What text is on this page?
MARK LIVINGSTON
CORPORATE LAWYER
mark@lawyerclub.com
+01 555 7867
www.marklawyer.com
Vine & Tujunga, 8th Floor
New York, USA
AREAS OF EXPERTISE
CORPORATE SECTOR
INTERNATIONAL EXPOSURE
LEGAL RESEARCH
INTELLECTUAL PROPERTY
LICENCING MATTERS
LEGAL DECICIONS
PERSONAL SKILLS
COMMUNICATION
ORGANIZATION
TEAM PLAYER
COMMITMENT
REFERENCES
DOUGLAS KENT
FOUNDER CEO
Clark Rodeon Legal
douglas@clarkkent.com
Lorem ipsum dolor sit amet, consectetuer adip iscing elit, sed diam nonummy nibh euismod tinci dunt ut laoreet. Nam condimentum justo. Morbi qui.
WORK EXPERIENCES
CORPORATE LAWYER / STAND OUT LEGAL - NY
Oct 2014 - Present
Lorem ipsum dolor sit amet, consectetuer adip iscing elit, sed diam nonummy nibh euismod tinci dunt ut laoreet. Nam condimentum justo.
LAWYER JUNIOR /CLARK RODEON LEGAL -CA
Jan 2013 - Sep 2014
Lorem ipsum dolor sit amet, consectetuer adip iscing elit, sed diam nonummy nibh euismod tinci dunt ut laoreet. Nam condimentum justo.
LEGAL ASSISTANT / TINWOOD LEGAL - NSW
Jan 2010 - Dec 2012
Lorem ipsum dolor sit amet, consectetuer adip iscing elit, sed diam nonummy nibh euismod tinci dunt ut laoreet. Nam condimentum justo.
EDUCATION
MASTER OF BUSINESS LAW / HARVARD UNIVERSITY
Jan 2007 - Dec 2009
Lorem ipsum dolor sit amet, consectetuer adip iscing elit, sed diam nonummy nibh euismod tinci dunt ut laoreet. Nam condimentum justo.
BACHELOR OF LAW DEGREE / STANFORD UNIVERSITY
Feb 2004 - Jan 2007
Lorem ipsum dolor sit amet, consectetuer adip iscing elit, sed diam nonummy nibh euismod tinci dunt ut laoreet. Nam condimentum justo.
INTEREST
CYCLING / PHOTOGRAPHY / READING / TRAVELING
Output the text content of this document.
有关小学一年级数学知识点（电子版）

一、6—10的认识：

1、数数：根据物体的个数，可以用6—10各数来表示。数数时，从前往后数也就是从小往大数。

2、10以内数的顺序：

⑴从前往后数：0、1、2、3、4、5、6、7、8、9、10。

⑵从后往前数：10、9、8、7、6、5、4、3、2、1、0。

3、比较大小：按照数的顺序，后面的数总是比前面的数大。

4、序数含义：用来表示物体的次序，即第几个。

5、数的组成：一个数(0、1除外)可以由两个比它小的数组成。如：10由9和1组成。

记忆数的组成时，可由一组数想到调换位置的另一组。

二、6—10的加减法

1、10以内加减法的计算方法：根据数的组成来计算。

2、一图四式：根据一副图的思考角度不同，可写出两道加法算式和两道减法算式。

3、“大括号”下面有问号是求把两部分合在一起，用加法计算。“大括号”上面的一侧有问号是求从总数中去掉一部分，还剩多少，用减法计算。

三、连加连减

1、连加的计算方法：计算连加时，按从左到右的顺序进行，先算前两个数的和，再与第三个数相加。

------------------------------------------------

__What is needed__
Recite the full listing above exactly.

__Full output__
What text is on this page?
MARK LIVINGSTON
CORPORATE LAWYER
mark@lawyerclub.com
+01 555 7867
www.marklawyer.com
Vine & Tujunga, 8th Floor
New York, USA
AREAS OF EXPERTISE
CORPORATE SECTOR
INTERNATIONAL EXPOSURE
LEGAL RESEARCH
INTELLECTUAL PROPERTY
LICENCING MATTERS
LEGAL DECICIONS
PERSONAL SKILLS
COMMUNICATION
ORGANIZATION
TEAM PLAYER
COMMITMENT
REFERENCES
DOUGLAS KENT
FOUNDER CEO
Clark Rodeon Legal
douglas@clarkkent.com
Lorem ipsum dolor sit amet, consectetuer adip iscing elit, sed diam nonummy nibh euismod tinci dunt ut laoreet. Nam condimentum justo. Morbi qui.
WORK EXPERIENCES
CORPORATE LAWYER / STAND OUT LEGAL - NY
Oct 2014 - Present
Lorem ipsum dolor sit amet, consectetuer adip iscing elit, sed diam nonummy nibh euismod tinci dunt ut laoreet. Nam condimentum justo.
LAWYER JUNIOR /CLARK RODEON LEGAL -CA
Jan 2013 - Sep 2014
Lorem ipsum dolor sit amet, consectetuer adip iscing elit, sed diam nonummy nibh euismod tinci dunt ut laoreet. Nam condimentum justo.
LEGAL ASSISTANT / TINWOOD LEGAL - NSW
Jan 2010 - Dec 2012
Lorem ipsum dolor sit amet, consectetuer adip iscing elit, sed diam nonummy nibh euismod tinci dunt ut laoreet. Nam condimentum justo.
EDUCATION
MASTER OF BUSINESS LAW / HARVARD UNIVERSITY
Jan 2007 - Dec 2009
Lorem ipsum dolor sit amet, consectetuer adip iscing elit, sed diam nonummy nibh euismod tinci dunt ut laoreet. Nam condimentum justo.
BACHELOR OF LAW DEGREE / STANFORD UNIVERSITY
Feb 2004 - Jan 2007
Lorem ipsum dolor sit amet, consectetuer adip iscing elit, sed diam nonummy nibh euismod tinci dunt ut laoreet. Nam condimentum justo.
INTEREST
CYCLING / PHOTOGRAPHY / READING / TRAVELING
Output the text content of this document.
有关小学一年级数学知识点（电子版）

一、6—10的认识：

1、数数：根据物体的个数，可以用6—10各数来表示。数数时，从前往后数也就是从小往大数。

2、10以内数的顺序：

⑴从前往后数：0、1、2、3、4、5、6、7、8、9、10。

⑵从后往前数：10、9、8、7、6、5、4、3、2、1、0。

3、比较大小：按照数的顺序，后面的数总是比前面的数大。

4、序数含义：用来表示物体的次序，即第几个。

5、数的组成：一个数(0、1除外)可以由两个比它小的数组成。如：10由9和1组成。

记忆数的组成时，可由一组数想到调换位置的另一组。

二、6—10的加减法

1、10以内加减法的计算方法：根据数的组成来计算。

2、一图四式：根据一副图的思考角度不同，可写出两道加法算式和两道减法算式。

3、“大括号”下面有问号是求把两部分合在一起，用加法计算。“大括号”上面的一侧有问号是求从总数中去掉一部分，还剩多少，用减法计算。

三、连加连减

1、连加的计算方法：计算连加时，按从左到右的顺序进行，先算前两个数的和，再与第三个数相加。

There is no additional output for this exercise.